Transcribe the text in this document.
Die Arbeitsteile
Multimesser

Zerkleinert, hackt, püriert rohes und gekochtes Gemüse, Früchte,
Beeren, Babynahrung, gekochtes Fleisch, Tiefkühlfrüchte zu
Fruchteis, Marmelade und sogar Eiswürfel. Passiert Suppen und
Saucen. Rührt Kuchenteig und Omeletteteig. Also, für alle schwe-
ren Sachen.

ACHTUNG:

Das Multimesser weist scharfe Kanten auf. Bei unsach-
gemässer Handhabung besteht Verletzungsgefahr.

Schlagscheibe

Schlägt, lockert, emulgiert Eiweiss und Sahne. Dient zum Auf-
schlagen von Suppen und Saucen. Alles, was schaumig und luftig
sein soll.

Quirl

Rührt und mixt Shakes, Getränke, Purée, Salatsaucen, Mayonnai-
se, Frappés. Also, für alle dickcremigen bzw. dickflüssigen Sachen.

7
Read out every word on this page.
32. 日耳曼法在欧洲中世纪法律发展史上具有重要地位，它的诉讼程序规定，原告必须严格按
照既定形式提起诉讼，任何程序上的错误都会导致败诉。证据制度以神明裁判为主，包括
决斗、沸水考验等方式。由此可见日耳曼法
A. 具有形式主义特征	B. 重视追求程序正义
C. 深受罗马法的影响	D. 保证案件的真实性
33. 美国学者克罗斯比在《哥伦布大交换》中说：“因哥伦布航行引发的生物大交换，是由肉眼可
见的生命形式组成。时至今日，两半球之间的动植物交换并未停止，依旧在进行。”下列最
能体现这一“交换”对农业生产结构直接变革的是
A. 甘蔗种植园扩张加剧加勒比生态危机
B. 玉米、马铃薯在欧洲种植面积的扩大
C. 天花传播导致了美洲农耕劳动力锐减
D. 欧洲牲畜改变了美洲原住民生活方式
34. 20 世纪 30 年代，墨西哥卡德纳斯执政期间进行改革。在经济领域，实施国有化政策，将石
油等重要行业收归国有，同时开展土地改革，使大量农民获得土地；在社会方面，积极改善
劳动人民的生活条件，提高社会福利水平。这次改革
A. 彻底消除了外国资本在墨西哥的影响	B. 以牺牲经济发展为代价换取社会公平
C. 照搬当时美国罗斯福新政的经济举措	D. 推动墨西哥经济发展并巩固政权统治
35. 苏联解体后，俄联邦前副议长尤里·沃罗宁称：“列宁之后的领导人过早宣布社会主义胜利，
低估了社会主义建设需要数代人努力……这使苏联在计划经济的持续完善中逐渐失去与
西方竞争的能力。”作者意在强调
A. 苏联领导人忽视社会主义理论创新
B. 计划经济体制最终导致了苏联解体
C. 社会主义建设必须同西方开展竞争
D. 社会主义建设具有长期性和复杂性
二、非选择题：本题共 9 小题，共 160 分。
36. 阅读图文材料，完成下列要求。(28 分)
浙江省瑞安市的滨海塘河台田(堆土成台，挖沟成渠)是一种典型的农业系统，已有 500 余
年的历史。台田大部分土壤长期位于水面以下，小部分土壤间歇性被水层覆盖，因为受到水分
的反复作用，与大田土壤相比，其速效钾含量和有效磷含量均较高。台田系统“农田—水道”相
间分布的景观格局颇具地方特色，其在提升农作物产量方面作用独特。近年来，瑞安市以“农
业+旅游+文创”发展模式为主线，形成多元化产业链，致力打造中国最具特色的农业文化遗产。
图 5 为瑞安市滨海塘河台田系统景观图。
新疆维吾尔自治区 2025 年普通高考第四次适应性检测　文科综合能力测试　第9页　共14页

________________

Exercise prompt →
Everything from the line with "Read out every word on this page." to the end of the listing above needs to be duplicated exactly, both end lines included, with nothing more.

Response →
Read out every word on this page.
32. 日耳曼法在欧洲中世纪法律发展史上具有重要地位，它的诉讼程序规定，原告必须严格按
照既定形式提起诉讼，任何程序上的错误都会导致败诉。证据制度以神明裁判为主，包括
决斗、沸水考验等方式。由此可见日耳曼法
A. 具有形式主义特征	B. 重视追求程序正义
C. 深受罗马法的影响	D. 保证案件的真实性
33. 美国学者克罗斯比在《哥伦布大交换》中说：“因哥伦布航行引发的生物大交换，是由肉眼可
见的生命形式组成。时至今日，两半球之间的动植物交换并未停止，依旧在进行。”下列最
能体现这一“交换”对农业生产结构直接变革的是
A. 甘蔗种植园扩张加剧加勒比生态危机
B. 玉米、马铃薯在欧洲种植面积的扩大
C. 天花传播导致了美洲农耕劳动力锐减
D. 欧洲牲畜改变了美洲原住民生活方式
34. 20 世纪 30 年代，墨西哥卡德纳斯执政期间进行改革。在经济领域，实施国有化政策，将石
油等重要行业收归国有，同时开展土地改革，使大量农民获得土地；在社会方面，积极改善
劳动人民的生活条件，提高社会福利水平。这次改革
A. 彻底消除了外国资本在墨西哥的影响	B. 以牺牲经济发展为代价换取社会公平
C. 照搬当时美国罗斯福新政的经济举措	D. 推动墨西哥经济发展并巩固政权统治
35. 苏联解体后，俄联邦前副议长尤里·沃罗宁称：“列宁之后的领导人过早宣布社会主义胜利，
低估了社会主义建设需要数代人努力……这使苏联在计划经济的持续完善中逐渐失去与
西方竞争的能力。”作者意在强调
A. 苏联领导人忽视社会主义理论创新
B. 计划经济体制最终导致了苏联解体
C. 社会主义建设必须同西方开展竞争
D. 社会主义建设具有长期性和复杂性
二、非选择题：本题共 9 小题，共 160 分。
36. 阅读图文材料，完成下列要求。(28 分)
浙江省瑞安市的滨海塘河台田(堆土成台，挖沟成渠)是一种典型的农业系统，已有 500 余
年的历史。台田大部分土壤长期位于水面以下，小部分土壤间歇性被水层覆盖，因为受到水分
的反复作用，与大田土壤相比，其速效钾含量和有效磷含量均较高。台田系统“农田—水道”相
间分布的景观格局颇具地方特色，其在提升农作物产量方面作用独特。近年来，瑞安市以“农
业+旅游+文创”发展模式为主线，形成多元化产业链，致力打造中国最具特色的农业文化遗产。
图 5 为瑞安市滨海塘河台田系统景观图。
新疆维吾尔自治区 2025 年普通高考第四次适应性检测　文科综合能力测试　第9页　共14页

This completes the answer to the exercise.